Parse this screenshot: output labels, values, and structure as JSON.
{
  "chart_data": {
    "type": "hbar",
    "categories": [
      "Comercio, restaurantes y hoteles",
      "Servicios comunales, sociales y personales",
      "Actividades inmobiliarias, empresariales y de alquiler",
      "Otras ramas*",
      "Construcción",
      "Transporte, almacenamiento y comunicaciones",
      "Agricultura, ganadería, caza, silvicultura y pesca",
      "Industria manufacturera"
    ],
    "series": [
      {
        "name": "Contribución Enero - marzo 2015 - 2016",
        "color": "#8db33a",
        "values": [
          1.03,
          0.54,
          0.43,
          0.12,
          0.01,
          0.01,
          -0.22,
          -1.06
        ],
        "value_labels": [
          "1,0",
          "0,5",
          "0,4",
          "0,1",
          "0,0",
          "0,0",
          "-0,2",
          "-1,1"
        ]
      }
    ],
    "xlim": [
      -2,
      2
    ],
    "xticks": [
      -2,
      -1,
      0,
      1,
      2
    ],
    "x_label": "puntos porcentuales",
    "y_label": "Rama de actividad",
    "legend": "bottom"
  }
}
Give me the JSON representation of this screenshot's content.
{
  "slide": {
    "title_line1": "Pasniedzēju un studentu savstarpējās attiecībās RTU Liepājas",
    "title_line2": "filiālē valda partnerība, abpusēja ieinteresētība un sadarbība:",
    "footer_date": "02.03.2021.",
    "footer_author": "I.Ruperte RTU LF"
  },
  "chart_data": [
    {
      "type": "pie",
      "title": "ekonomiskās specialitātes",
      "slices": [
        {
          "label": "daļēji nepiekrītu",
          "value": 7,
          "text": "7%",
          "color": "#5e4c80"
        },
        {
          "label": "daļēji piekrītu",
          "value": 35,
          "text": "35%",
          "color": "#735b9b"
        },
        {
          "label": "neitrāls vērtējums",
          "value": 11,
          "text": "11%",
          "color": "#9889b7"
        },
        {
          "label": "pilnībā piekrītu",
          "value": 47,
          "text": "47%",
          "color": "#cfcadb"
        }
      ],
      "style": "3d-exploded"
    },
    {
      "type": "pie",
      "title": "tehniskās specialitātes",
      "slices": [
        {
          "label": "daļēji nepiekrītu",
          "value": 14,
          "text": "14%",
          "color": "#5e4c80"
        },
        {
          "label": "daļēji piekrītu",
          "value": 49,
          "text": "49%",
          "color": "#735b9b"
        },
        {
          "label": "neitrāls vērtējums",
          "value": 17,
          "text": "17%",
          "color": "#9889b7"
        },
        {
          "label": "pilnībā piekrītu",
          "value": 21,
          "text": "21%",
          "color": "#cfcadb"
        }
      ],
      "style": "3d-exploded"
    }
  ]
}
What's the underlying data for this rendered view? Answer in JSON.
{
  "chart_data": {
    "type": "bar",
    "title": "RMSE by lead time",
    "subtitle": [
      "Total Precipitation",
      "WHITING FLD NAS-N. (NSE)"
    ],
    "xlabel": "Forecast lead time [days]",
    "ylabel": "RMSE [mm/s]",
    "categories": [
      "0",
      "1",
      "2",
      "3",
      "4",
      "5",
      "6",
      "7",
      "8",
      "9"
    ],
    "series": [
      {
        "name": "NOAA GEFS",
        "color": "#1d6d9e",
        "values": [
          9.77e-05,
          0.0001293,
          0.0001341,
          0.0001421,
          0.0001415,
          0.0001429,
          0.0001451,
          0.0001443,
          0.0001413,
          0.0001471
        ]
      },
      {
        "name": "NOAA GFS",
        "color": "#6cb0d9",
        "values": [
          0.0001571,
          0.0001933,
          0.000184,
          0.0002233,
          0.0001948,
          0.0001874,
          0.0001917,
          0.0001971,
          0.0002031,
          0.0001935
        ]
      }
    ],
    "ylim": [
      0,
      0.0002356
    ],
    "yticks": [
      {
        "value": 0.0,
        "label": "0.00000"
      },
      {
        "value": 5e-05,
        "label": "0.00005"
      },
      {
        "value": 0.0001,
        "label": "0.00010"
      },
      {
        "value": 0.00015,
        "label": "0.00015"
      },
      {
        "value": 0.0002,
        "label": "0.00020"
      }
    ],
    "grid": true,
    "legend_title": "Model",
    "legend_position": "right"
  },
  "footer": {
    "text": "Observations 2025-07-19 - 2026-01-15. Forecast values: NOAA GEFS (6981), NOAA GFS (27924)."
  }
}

...

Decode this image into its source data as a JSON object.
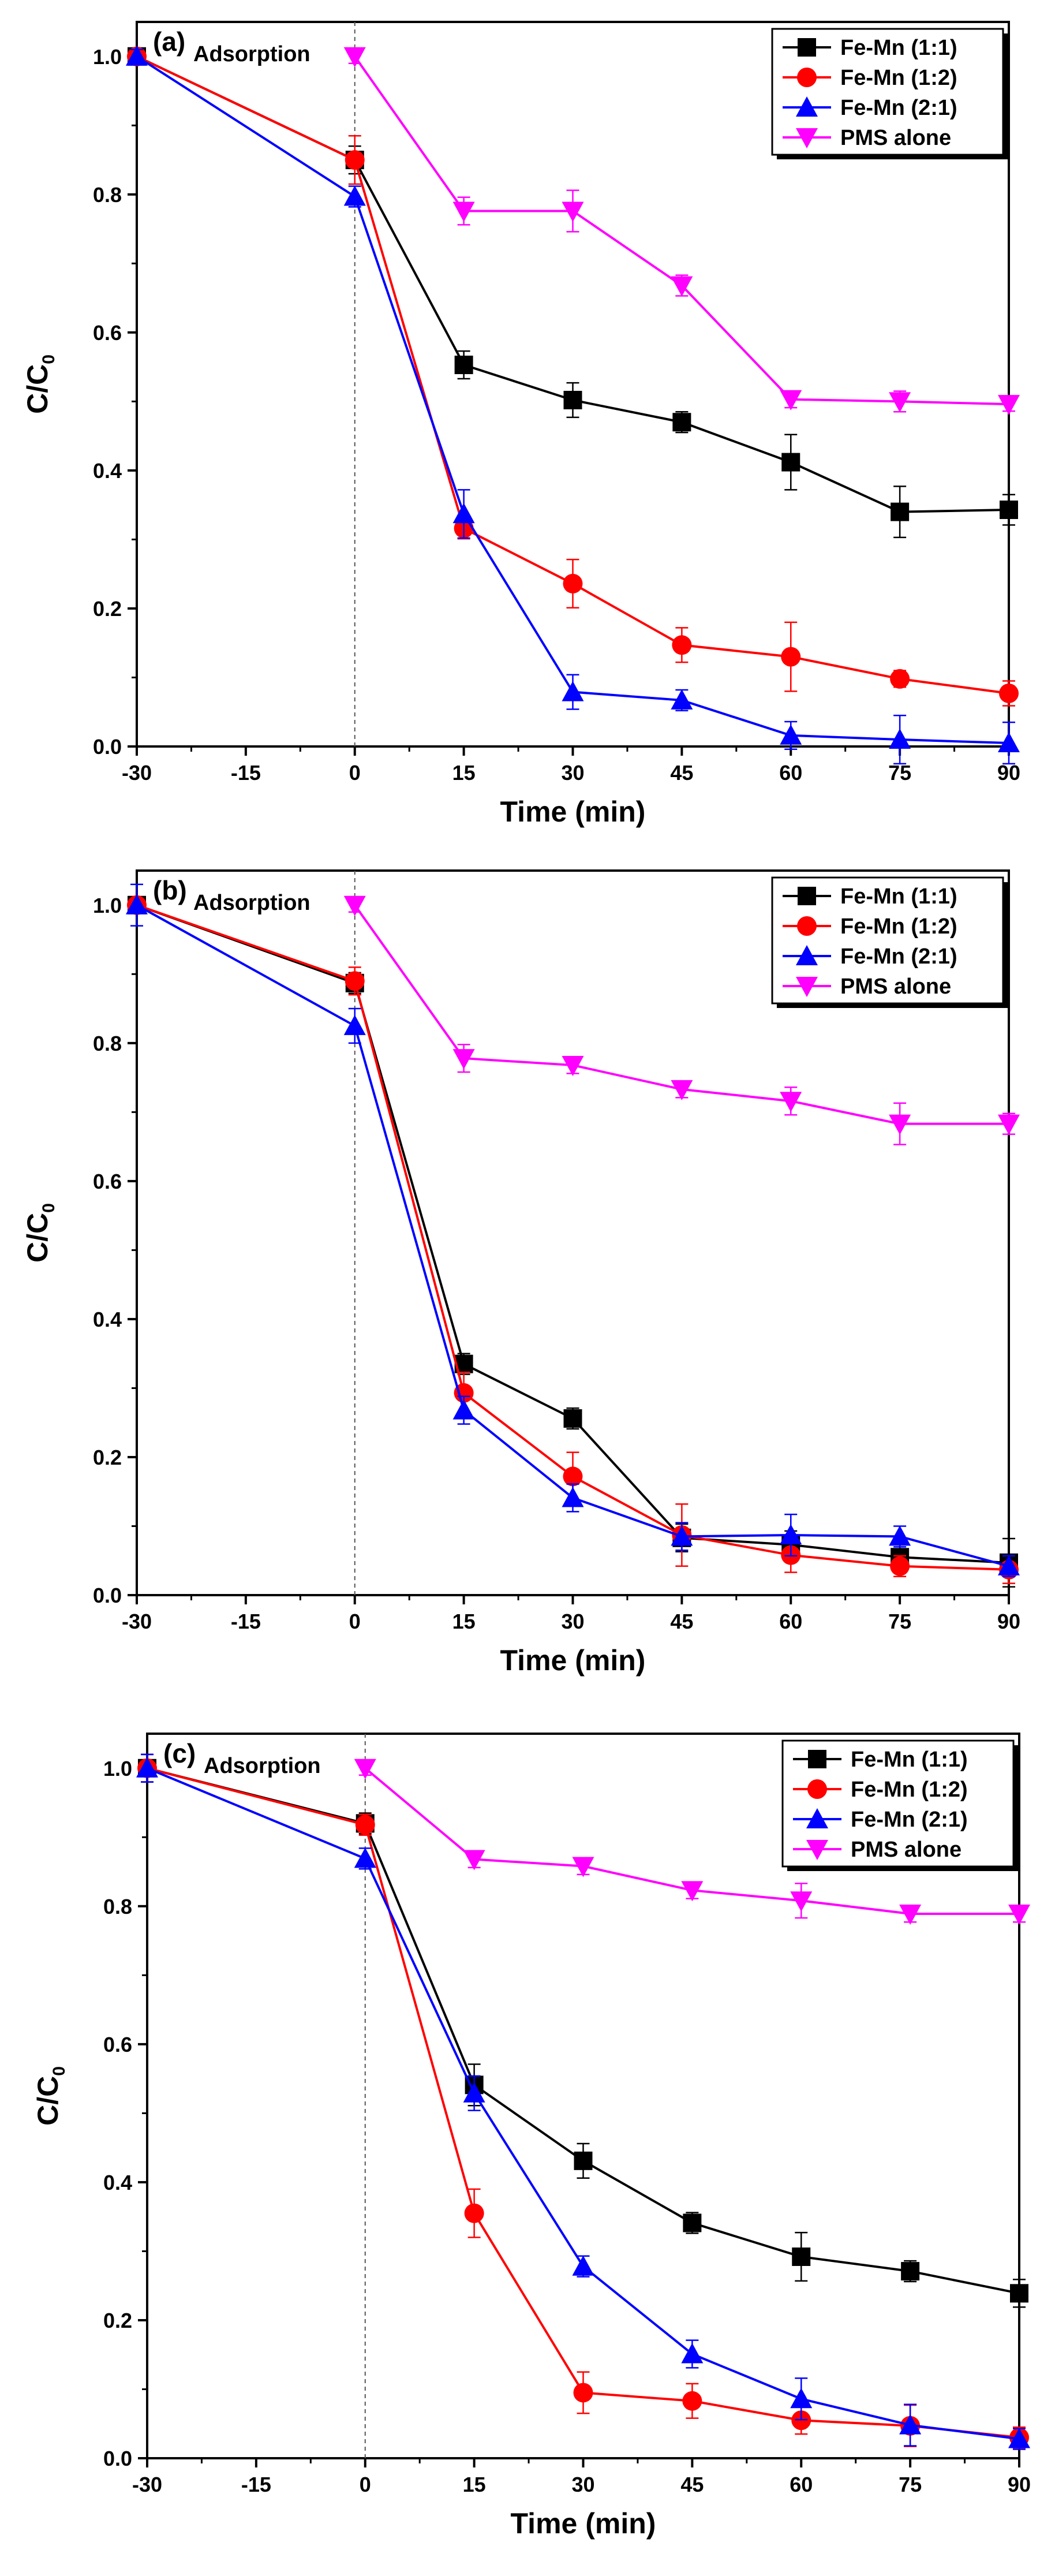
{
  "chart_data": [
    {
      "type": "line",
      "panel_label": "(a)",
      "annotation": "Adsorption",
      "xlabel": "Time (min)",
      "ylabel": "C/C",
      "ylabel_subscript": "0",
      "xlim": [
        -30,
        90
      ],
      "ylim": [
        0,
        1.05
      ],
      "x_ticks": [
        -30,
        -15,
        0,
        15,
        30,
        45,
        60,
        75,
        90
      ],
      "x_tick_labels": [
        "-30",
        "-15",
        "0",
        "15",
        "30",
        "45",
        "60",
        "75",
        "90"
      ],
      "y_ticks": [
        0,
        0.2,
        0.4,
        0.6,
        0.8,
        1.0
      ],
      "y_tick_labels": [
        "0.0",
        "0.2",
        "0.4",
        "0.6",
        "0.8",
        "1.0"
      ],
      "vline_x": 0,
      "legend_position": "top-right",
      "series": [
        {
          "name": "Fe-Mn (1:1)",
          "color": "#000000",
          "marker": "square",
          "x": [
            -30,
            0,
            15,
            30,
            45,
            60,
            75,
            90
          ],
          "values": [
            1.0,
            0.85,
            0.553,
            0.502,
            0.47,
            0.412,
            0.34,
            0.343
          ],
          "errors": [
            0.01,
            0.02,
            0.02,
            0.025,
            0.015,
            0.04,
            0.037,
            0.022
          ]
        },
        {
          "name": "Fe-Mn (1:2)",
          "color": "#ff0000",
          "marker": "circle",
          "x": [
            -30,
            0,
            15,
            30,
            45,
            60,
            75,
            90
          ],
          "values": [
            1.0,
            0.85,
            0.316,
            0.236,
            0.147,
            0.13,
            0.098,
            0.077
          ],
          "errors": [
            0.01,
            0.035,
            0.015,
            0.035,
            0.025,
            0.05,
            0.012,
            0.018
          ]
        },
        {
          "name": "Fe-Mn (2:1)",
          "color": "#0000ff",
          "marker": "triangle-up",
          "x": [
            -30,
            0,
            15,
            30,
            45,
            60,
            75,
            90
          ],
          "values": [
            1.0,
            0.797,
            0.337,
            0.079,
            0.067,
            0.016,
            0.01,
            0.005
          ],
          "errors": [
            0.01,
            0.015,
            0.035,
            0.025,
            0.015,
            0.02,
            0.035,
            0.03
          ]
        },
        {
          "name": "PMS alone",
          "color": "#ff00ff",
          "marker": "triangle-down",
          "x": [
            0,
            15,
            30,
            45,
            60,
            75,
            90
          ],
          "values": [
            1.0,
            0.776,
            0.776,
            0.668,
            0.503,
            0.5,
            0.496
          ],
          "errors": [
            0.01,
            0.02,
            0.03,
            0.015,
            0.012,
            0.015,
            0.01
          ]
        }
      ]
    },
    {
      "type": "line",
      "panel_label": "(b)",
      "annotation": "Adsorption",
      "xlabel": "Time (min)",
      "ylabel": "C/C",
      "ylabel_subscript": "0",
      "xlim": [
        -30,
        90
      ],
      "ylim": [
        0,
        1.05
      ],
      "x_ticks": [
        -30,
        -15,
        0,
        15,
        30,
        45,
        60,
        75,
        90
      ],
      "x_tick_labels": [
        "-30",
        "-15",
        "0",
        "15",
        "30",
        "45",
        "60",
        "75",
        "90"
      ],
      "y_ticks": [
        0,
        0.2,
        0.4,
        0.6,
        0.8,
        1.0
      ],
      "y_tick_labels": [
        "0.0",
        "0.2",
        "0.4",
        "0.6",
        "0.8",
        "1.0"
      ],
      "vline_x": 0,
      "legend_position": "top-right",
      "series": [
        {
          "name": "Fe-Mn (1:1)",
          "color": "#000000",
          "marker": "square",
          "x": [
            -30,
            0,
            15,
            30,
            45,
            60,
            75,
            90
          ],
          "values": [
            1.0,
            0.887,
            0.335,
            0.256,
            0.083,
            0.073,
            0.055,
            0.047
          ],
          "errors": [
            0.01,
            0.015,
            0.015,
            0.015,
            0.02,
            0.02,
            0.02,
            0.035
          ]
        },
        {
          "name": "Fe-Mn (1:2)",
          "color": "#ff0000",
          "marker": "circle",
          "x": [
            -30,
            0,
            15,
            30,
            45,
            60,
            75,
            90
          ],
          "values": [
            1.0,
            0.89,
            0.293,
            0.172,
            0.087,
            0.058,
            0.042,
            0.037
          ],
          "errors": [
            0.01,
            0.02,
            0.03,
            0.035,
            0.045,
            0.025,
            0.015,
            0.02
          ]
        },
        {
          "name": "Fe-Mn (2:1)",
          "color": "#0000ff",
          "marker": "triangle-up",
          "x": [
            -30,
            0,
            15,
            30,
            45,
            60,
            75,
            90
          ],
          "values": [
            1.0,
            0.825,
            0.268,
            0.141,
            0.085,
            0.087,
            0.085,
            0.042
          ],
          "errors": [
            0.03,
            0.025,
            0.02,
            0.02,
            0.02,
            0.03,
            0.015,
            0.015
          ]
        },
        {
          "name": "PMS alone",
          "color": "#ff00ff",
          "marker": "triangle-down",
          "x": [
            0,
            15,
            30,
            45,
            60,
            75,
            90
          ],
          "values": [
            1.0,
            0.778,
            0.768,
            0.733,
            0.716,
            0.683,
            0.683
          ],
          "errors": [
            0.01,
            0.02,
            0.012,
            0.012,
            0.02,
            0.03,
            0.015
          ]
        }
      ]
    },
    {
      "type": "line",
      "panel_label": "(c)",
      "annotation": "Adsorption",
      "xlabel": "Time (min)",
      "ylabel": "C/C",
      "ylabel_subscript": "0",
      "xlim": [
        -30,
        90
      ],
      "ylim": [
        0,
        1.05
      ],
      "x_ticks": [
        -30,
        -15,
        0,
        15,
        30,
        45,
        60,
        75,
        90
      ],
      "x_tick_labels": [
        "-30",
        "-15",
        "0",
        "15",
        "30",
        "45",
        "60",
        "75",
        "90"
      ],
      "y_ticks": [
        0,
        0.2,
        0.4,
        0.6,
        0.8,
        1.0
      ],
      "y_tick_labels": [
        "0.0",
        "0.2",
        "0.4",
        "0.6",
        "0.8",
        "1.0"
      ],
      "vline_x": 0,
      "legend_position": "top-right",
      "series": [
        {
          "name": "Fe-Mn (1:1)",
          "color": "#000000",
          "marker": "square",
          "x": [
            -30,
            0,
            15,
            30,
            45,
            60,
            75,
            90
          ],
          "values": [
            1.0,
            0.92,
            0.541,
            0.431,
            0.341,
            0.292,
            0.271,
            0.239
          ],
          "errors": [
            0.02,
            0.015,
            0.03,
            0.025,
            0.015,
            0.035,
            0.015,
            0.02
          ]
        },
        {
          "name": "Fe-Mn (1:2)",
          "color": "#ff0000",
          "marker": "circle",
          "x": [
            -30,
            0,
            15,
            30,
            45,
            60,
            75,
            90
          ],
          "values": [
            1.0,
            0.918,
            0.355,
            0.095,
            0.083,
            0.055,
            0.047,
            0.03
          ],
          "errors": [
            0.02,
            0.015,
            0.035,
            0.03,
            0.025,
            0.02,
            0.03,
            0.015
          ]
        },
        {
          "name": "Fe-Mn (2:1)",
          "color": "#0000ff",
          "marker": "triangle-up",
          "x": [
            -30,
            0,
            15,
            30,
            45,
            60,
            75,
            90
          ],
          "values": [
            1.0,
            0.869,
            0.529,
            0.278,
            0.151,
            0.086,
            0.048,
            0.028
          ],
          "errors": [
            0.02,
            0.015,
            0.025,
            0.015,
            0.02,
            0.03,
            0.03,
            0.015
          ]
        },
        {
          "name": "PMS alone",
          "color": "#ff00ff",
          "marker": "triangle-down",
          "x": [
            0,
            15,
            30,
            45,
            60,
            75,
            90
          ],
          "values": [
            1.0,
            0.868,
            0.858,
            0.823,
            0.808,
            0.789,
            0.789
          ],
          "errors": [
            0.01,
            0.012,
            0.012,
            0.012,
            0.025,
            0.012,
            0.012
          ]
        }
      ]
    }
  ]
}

▶ Stated exercise:
Among the lines of the data above, count those holding "screenshot" and state only the number.

▶ Solution to this task:
2